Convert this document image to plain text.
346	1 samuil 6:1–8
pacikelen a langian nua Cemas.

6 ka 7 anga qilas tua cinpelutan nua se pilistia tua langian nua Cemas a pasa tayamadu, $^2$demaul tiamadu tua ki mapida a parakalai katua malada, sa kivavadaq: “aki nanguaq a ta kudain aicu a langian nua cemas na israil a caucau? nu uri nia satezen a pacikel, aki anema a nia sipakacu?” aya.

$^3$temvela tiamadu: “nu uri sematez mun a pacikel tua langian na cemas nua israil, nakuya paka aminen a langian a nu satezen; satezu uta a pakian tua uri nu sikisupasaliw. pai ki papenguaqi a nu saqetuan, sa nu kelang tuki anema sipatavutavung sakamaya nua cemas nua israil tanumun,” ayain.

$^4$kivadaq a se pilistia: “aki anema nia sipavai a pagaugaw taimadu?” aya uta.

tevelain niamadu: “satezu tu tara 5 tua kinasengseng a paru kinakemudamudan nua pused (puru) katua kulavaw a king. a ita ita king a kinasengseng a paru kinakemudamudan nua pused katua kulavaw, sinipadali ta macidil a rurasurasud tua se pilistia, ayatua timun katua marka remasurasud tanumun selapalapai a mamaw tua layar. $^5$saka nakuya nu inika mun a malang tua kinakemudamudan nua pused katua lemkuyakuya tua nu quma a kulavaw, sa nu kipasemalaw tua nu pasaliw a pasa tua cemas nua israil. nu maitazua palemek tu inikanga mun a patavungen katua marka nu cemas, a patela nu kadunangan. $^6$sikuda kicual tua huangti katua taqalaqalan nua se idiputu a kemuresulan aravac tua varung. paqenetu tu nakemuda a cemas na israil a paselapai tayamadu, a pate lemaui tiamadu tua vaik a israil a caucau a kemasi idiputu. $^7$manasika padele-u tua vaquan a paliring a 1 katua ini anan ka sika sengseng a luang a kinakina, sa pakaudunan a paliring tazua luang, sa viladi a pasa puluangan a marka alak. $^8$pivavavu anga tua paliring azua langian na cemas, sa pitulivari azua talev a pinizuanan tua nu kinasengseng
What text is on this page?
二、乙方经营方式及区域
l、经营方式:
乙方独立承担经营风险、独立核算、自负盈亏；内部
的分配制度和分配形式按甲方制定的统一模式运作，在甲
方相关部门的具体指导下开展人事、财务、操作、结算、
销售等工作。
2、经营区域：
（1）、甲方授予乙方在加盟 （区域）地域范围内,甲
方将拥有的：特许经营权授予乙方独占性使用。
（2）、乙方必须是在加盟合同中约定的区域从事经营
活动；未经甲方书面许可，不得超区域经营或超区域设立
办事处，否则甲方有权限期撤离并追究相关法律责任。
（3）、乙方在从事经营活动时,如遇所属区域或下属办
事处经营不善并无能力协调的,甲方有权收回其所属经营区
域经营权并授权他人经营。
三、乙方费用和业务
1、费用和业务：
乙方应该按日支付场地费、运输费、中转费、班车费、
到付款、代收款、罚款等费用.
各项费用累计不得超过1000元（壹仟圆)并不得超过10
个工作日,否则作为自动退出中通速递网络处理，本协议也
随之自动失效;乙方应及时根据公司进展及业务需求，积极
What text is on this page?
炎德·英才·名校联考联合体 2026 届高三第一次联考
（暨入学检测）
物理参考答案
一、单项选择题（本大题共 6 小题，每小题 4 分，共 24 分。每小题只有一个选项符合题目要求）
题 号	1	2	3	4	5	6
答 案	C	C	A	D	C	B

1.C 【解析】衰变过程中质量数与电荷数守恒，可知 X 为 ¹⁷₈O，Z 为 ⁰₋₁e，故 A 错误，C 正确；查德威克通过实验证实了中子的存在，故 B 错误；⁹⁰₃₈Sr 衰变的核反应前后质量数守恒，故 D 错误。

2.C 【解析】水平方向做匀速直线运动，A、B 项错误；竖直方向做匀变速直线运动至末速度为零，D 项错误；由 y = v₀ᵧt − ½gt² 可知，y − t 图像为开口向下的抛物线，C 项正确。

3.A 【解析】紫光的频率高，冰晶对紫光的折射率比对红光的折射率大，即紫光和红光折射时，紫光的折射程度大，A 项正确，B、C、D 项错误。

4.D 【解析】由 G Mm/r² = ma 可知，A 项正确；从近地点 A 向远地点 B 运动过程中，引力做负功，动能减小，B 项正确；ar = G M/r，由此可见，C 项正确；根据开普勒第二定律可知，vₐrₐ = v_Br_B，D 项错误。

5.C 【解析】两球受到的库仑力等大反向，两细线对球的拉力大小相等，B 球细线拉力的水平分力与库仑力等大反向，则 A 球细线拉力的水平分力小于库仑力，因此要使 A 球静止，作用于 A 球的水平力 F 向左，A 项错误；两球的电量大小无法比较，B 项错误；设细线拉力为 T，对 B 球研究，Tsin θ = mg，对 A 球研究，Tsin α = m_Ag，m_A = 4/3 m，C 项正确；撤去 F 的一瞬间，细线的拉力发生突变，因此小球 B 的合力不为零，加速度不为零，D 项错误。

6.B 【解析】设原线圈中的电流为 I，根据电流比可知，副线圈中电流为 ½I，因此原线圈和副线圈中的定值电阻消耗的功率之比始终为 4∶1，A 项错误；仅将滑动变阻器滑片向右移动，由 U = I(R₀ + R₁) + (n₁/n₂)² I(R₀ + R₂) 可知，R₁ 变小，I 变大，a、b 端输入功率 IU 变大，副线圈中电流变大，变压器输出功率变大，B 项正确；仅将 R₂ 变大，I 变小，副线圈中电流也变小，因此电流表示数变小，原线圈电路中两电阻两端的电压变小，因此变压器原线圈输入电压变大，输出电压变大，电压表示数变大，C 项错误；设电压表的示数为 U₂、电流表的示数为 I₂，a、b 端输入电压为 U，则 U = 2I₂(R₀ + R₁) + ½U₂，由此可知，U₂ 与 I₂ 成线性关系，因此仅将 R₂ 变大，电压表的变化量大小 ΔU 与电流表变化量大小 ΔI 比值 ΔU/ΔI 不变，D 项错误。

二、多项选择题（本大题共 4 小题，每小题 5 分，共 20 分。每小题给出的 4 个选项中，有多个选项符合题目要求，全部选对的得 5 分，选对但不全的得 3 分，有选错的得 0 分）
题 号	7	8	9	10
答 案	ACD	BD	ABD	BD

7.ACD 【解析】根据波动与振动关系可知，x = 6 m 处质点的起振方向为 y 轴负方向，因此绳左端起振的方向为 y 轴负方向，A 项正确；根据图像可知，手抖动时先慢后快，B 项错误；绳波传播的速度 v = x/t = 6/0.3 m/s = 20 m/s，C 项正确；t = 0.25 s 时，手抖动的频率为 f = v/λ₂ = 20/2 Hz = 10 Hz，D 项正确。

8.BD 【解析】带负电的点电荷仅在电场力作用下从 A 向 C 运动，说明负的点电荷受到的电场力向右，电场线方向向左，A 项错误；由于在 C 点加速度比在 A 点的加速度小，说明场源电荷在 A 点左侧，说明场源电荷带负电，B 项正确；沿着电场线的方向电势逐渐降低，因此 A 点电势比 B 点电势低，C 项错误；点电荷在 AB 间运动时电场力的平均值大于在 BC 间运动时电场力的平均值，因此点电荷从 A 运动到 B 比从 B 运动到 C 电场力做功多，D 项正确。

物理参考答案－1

____

= TASK DESCRIPTION =
Make an exact copy of every entry.

= CORRECT OUTPUT =
Convert this document image to plain text.
346	1 samuil 6:1–8
pacikelen a langian nua Cemas.

6 ka 7 anga qilas tua cinpelutan nua se pilistia tua langian nua Cemas a pasa tayamadu, $^2$demaul tiamadu tua ki mapida a parakalai katua malada, sa kivavadaq: “aki nanguaq a ta kudain aicu a langian nua cemas na israil a caucau? nu uri nia satezen a pacikel, aki anema a nia sipakacu?” aya.

$^3$temvela tiamadu: “nu uri sematez mun a pacikel tua langian na cemas nua israil, nakuya paka aminen a langian a nu satezen; satezu uta a pakian tua uri nu sikisupasaliw. pai ki papenguaqi a nu saqetuan, sa nu kelang tuki anema sipatavutavung sakamaya nua cemas nua israil tanumun,” ayain.

$^4$kivadaq a se pilistia: “aki anema nia sipavai a pagaugaw taimadu?” aya uta.

tevelain niamadu: “satezu tu tara 5 tua kinasengseng a paru kinakemudamudan nua pused (puru) katua kulavaw a king. a ita ita king a kinasengseng a paru kinakemudamudan nua pused katua kulavaw, sinipadali ta macidil a rurasurasud tua se pilistia, ayatua timun katua marka remasurasud tanumun selapalapai a mamaw tua layar. $^5$saka nakuya nu inika mun a malang tua kinakemudamudan nua pused katua lemkuyakuya tua nu quma a kulavaw, sa nu kipasemalaw tua nu pasaliw a pasa tua cemas nua israil. nu maitazua palemek tu inikanga mun a patavungen katua marka nu cemas, a patela nu kadunangan. $^6$sikuda kicual tua huangti katua taqalaqalan nua se idiputu a kemuresulan aravac tua varung. paqenetu tu nakemuda a cemas na israil a paselapai tayamadu, a pate lemaui tiamadu tua vaik a israil a caucau a kemasi idiputu. $^7$manasika padele-u tua vaquan a paliring a 1 katua ini anan ka sika sengseng a luang a kinakina, sa pakaudunan a paliring tazua luang, sa viladi a pasa puluangan a marka alak. $^8$pivavavu anga tua paliring azua langian na cemas, sa pitulivari azua talev a pinizuanan tua nu kinasengseng
What text is on this page?
二、乙方经营方式及区域
l、经营方式:
乙方独立承担经营风险、独立核算、自负盈亏；内部
的分配制度和分配形式按甲方制定的统一模式运作，在甲
方相关部门的具体指导下开展人事、财务、操作、结算、
销售等工作。
2、经营区域：
（1）、甲方授予乙方在加盟 （区域）地域范围内,甲
方将拥有的：特许经营权授予乙方独占性使用。
（2）、乙方必须是在加盟合同中约定的区域从事经营
活动；未经甲方书面许可，不得超区域经营或超区域设立
办事处，否则甲方有权限期撤离并追究相关法律责任。
（3）、乙方在从事经营活动时,如遇所属区域或下属办
事处经营不善并无能力协调的,甲方有权收回其所属经营区
域经营权并授权他人经营。
三、乙方费用和业务
1、费用和业务：
乙方应该按日支付场地费、运输费、中转费、班车费、
到付款、代收款、罚款等费用.
各项费用累计不得超过1000元（壹仟圆)并不得超过10
个工作日,否则作为自动退出中通速递网络处理，本协议也
随之自动失效;乙方应及时根据公司进展及业务需求，积极
What text is on this page?
炎德·英才·名校联考联合体 2026 届高三第一次联考
（暨入学检测）
物理参考答案
一、单项选择题（本大题共 6 小题，每小题 4 分，共 24 分。每小题只有一个选项符合题目要求）
题 号	1	2	3	4	5	6
答 案	C	C	A	D	C	B

1.C 【解析】衰变过程中质量数与电荷数守恒，可知 X 为 ¹⁷₈O，Z 为 ⁰₋₁e，故 A 错误，C 正确；查德威克通过实验证实了中子的存在，故 B 错误；⁹⁰₃₈Sr 衰变的核反应前后质量数守恒，故 D 错误。

2.C 【解析】水平方向做匀速直线运动，A、B 项错误；竖直方向做匀变速直线运动至末速度为零，D 项错误；由 y = v₀ᵧt − ½gt² 可知，y − t 图像为开口向下的抛物线，C 项正确。

3.A 【解析】紫光的频率高，冰晶对紫光的折射率比对红光的折射率大，即紫光和红光折射时，紫光的折射程度大，A 项正确，B、C、D 项错误。

4.D 【解析】由 G Mm/r² = ma 可知，A 项正确；从近地点 A 向远地点 B 运动过程中，引力做负功，动能减小，B 项正确；ar = G M/r，由此可见，C 项正确；根据开普勒第二定律可知，vₐrₐ = v_Br_B，D 项错误。

5.C 【解析】两球受到的库仑力等大反向，两细线对球的拉力大小相等，B 球细线拉力的水平分力与库仑力等大反向，则 A 球细线拉力的水平分力小于库仑力，因此要使 A 球静止，作用于 A 球的水平力 F 向左，A 项错误；两球的电量大小无法比较，B 项错误；设细线拉力为 T，对 B 球研究，Tsin θ = mg，对 A 球研究，Tsin α = m_Ag，m_A = 4/3 m，C 项正确；撤去 F 的一瞬间，细线的拉力发生突变，因此小球 B 的合力不为零，加速度不为零，D 项错误。

6.B 【解析】设原线圈中的电流为 I，根据电流比可知，副线圈中电流为 ½I，因此原线圈和副线圈中的定值电阻消耗的功率之比始终为 4∶1，A 项错误；仅将滑动变阻器滑片向右移动，由 U = I(R₀ + R₁) + (n₁/n₂)² I(R₀ + R₂) 可知，R₁ 变小，I 变大，a、b 端输入功率 IU 变大，副线圈中电流变大，变压器输出功率变大，B 项正确；仅将 R₂ 变大，I 变小，副线圈中电流也变小，因此电流表示数变小，原线圈电路中两电阻两端的电压变小，因此变压器原线圈输入电压变大，输出电压变大，电压表示数变大，C 项错误；设电压表的示数为 U₂、电流表的示数为 I₂，a、b 端输入电压为 U，则 U = 2I₂(R₀ + R₁) + ½U₂，由此可知，U₂ 与 I₂ 成线性关系，因此仅将 R₂ 变大，电压表的变化量大小 ΔU 与电流表变化量大小 ΔI 比值 ΔU/ΔI 不变，D 项错误。

二、多项选择题（本大题共 4 小题，每小题 5 分，共 20 分。每小题给出的 4 个选项中，有多个选项符合题目要求，全部选对的得 5 分，选对但不全的得 3 分，有选错的得 0 分）
题 号	7	8	9	10
答 案	ACD	BD	ABD	BD

7.ACD 【解析】根据波动与振动关系可知，x = 6 m 处质点的起振方向为 y 轴负方向，因此绳左端起振的方向为 y 轴负方向，A 项正确；根据图像可知，手抖动时先慢后快，B 项错误；绳波传播的速度 v = x/t = 6/0.3 m/s = 20 m/s，C 项正确；t = 0.25 s 时，手抖动的频率为 f = v/λ₂ = 20/2 Hz = 10 Hz，D 项正确。

8.BD 【解析】带负电的点电荷仅在电场力作用下从 A 向 C 运动，说明负的点电荷受到的电场力向右，电场线方向向左，A 项错误；由于在 C 点加速度比在 A 点的加速度小，说明场源电荷在 A 点左侧，说明场源电荷带负电，B 项正确；沿着电场线的方向电势逐渐降低，因此 A 点电势比 B 点电势低，C 项错误；点电荷在 AB 间运动时电场力的平均值大于在 BC 间运动时电场力的平均值，因此点电荷从 A 运动到 B 比从 B 运动到 C 电场力做功多，D 项正确。

物理参考答案－1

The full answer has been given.